───── RECORDS PROVIDED ─────
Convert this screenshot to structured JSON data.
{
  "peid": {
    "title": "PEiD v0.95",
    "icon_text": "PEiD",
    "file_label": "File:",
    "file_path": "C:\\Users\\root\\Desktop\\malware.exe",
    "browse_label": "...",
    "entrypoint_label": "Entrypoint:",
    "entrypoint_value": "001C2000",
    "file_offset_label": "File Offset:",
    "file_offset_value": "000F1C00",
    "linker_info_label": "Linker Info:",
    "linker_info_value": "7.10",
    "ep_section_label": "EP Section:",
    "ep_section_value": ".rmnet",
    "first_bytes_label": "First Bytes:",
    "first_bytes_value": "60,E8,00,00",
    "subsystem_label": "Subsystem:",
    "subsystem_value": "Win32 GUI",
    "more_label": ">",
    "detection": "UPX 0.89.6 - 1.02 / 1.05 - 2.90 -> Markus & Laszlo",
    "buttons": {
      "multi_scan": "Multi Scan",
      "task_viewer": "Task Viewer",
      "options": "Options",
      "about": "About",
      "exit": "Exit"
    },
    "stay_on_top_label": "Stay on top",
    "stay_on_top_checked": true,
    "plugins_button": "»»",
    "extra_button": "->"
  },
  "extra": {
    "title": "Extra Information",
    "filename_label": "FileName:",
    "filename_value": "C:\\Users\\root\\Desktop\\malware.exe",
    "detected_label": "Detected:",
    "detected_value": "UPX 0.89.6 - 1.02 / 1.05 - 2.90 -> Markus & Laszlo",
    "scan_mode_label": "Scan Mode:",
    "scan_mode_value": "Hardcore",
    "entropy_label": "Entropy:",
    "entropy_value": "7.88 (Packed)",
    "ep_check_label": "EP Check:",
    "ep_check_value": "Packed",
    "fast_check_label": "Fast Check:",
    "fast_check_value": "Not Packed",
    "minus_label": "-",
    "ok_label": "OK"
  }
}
─────
YOUR OBJECTIVE: Report how many lines of the data hold the string "Users"; give only the number.

EXERCISE RESPONSE: 2